Please transcribe the data that follows without the pictures, keeping every word the same.

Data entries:
* START *

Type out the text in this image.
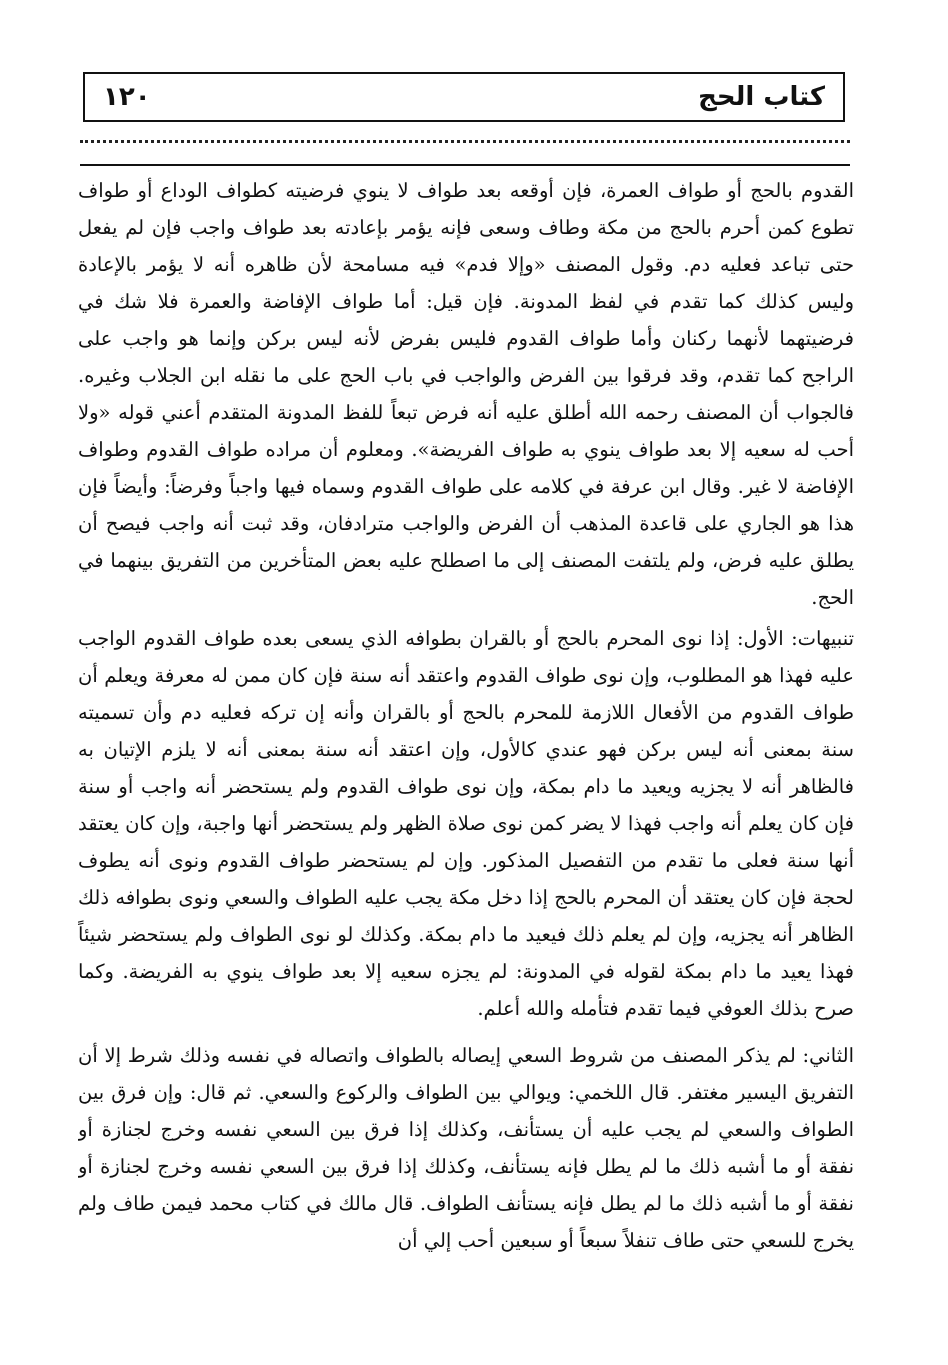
١٢٠	كتاب الحج

القدوم بالحج أو طواف العمرة، فإن أوقعه بعد طواف لا ينوي فرضيته كطواف الوداع أو طواف تطوع كمن أحرم بالحج من مكة وطاف وسعى فإنه يؤمر بإعادته بعد طواف واجب فإن لم يفعل حتى تباعد فعليه دم. وقول المصنف «وإلا فدم» فيه مسامحة لأن ظاهره أنه لا يؤمر بالإعادة وليس كذلك كما تقدم في لفظ المدونة. فإن قيل: أما طواف الإفاضة والعمرة فلا شك في فرضيتهما لأنهما ركنان وأما طواف القدوم فليس بفرض لأنه ليس بركن وإنما هو واجب على الراجح كما تقدم، وقد فرقوا بين الفرض والواجب في باب الحج على ما نقله ابن الجلاب وغيره. فالجواب أن المصنف رحمه الله أطلق عليه أنه فرض تبعاً للفظ المدونة المتقدم أعني قوله «ولا أحب له سعيه إلا بعد طواف ينوي به طواف الفريضة». ومعلوم أن مراده طواف القدوم وطواف الإفاضة لا غير. وقال ابن عرفة في كلامه على طواف القدوم وسماه فيها واجباً وفرضاً: وأيضاً فإن هذا هو الجاري على قاعدة المذهب أن الفرض والواجب مترادفان، وقد ثبت أنه واجب فيصح أن يطلق عليه فرض، ولم يلتفت المصنف إلى ما اصطلح عليه بعض المتأخرين من التفريق بينهما في الحج.

تنبيهات: الأول: إذا نوى المحرم بالحج أو بالقران بطوافه الذي يسعى بعده طواف القدوم الواجب عليه فهذا هو المطلوب، وإن نوى طواف القدوم واعتقد أنه سنة فإن كان ممن له معرفة ويعلم أن طواف القدوم من الأفعال اللازمة للمحرم بالحج أو بالقران وأنه إن تركه فعليه دم وأن تسميته سنة بمعنى أنه ليس بركن فهو عندي كالأول، وإن اعتقد أنه سنة بمعنى أنه لا يلزم الإتيان به فالظاهر أنه لا يجزيه ويعيد ما دام بمكة، وإن نوى طواف القدوم ولم يستحضر أنه واجب أو سنة فإن كان يعلم أنه واجب فهذا لا يضر كمن نوى صلاة الظهر ولم يستحضر أنها واجبة، وإن كان يعتقد أنها سنة فعلى ما تقدم من التفصيل المذكور. وإن لم يستحضر طواف القدوم ونوى أنه يطوف لحجة فإن كان يعتقد أن المحرم بالحج إذا دخل مكة يجب عليه الطواف والسعي ونوى بطوافه ذلك الظاهر أنه يجزيه، وإن لم يعلم ذلك فيعيد ما دام بمكة. وكذلك لو نوى الطواف ولم يستحضر شيئاً فهذا يعيد ما دام بمكة لقوله في المدونة: لم يجزه سعيه إلا بعد طواف ينوي به الفريضة. وكما صرح بذلك العوفي فيما تقدم فتأمله والله أعلم.

الثاني: لم يذكر المصنف من شروط السعي إيصاله بالطواف واتصاله في نفسه وذلك شرط إلا أن التفريق اليسير مغتفر. قال اللخمي: ويوالي بين الطواف والركوع والسعي. ثم قال: وإن فرق بين الطواف والسعي لم يجب عليه أن يستأنف، وكذلك إذا فرق بين السعي نفسه وخرج لجنازة أو نفقة أو ما أشبه ذلك ما لم يطل فإنه يستأنف، وكذلك إذا فرق بين السعي نفسه وخرج لجنازة أو نفقة أو ما أشبه ذلك ما لم يطل فإنه يستأنف الطواف. قال مالك في كتاب محمد فيمن طاف ولم يخرج للسعي حتى طاف تنفلاً سبعاً أو سبعين أحب إلي أن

* END *

[Solution]
Type out the text in this image.
١٢٠	كتاب الحج

القدوم بالحج أو طواف العمرة، فإن أوقعه بعد طواف لا ينوي فرضيته كطواف الوداع أو طواف تطوع كمن أحرم بالحج من مكة وطاف وسعى فإنه يؤمر بإعادته بعد طواف واجب فإن لم يفعل حتى تباعد فعليه دم. وقول المصنف «وإلا فدم» فيه مسامحة لأن ظاهره أنه لا يؤمر بالإعادة وليس كذلك كما تقدم في لفظ المدونة. فإن قيل: أما طواف الإفاضة والعمرة فلا شك في فرضيتهما لأنهما ركنان وأما طواف القدوم فليس بفرض لأنه ليس بركن وإنما هو واجب على الراجح كما تقدم، وقد فرقوا بين الفرض والواجب في باب الحج على ما نقله ابن الجلاب وغيره. فالجواب أن المصنف رحمه الله أطلق عليه أنه فرض تبعاً للفظ المدونة المتقدم أعني قوله «ولا أحب له سعيه إلا بعد طواف ينوي به طواف الفريضة». ومعلوم أن مراده طواف القدوم وطواف الإفاضة لا غير. وقال ابن عرفة في كلامه على طواف القدوم وسماه فيها واجباً وفرضاً: وأيضاً فإن هذا هو الجاري على قاعدة المذهب أن الفرض والواجب مترادفان، وقد ثبت أنه واجب فيصح أن يطلق عليه فرض، ولم يلتفت المصنف إلى ما اصطلح عليه بعض المتأخرين من التفريق بينهما في الحج.

تنبيهات: الأول: إذا نوى المحرم بالحج أو بالقران بطوافه الذي يسعى بعده طواف القدوم الواجب عليه فهذا هو المطلوب، وإن نوى طواف القدوم واعتقد أنه سنة فإن كان ممن له معرفة ويعلم أن طواف القدوم من الأفعال اللازمة للمحرم بالحج أو بالقران وأنه إن تركه فعليه دم وأن تسميته سنة بمعنى أنه ليس بركن فهو عندي كالأول، وإن اعتقد أنه سنة بمعنى أنه لا يلزم الإتيان به فالظاهر أنه لا يجزيه ويعيد ما دام بمكة، وإن نوى طواف القدوم ولم يستحضر أنه واجب أو سنة فإن كان يعلم أنه واجب فهذا لا يضر كمن نوى صلاة الظهر ولم يستحضر أنها واجبة، وإن كان يعتقد أنها سنة فعلى ما تقدم من التفصيل المذكور. وإن لم يستحضر طواف القدوم ونوى أنه يطوف لحجة فإن كان يعتقد أن المحرم بالحج إذا دخل مكة يجب عليه الطواف والسعي ونوى بطوافه ذلك الظاهر أنه يجزيه، وإن لم يعلم ذلك فيعيد ما دام بمكة. وكذلك لو نوى الطواف ولم يستحضر شيئاً فهذا يعيد ما دام بمكة لقوله في المدونة: لم يجزه سعيه إلا بعد طواف ينوي به الفريضة. وكما صرح بذلك العوفي فيما تقدم فتأمله والله أعلم.

الثاني: لم يذكر المصنف من شروط السعي إيصاله بالطواف واتصاله في نفسه وذلك شرط إلا أن التفريق اليسير مغتفر. قال اللخمي: ويوالي بين الطواف والركوع والسعي. ثم قال: وإن فرق بين الطواف والسعي لم يجب عليه أن يستأنف، وكذلك إذا فرق بين السعي نفسه وخرج لجنازة أو نفقة أو ما أشبه ذلك ما لم يطل فإنه يستأنف، وكذلك إذا فرق بين السعي نفسه وخرج لجنازة أو نفقة أو ما أشبه ذلك ما لم يطل فإنه يستأنف الطواف. قال مالك في كتاب محمد فيمن طاف ولم يخرج للسعي حتى طاف تنفلاً سبعاً أو سبعين أحب إلي أن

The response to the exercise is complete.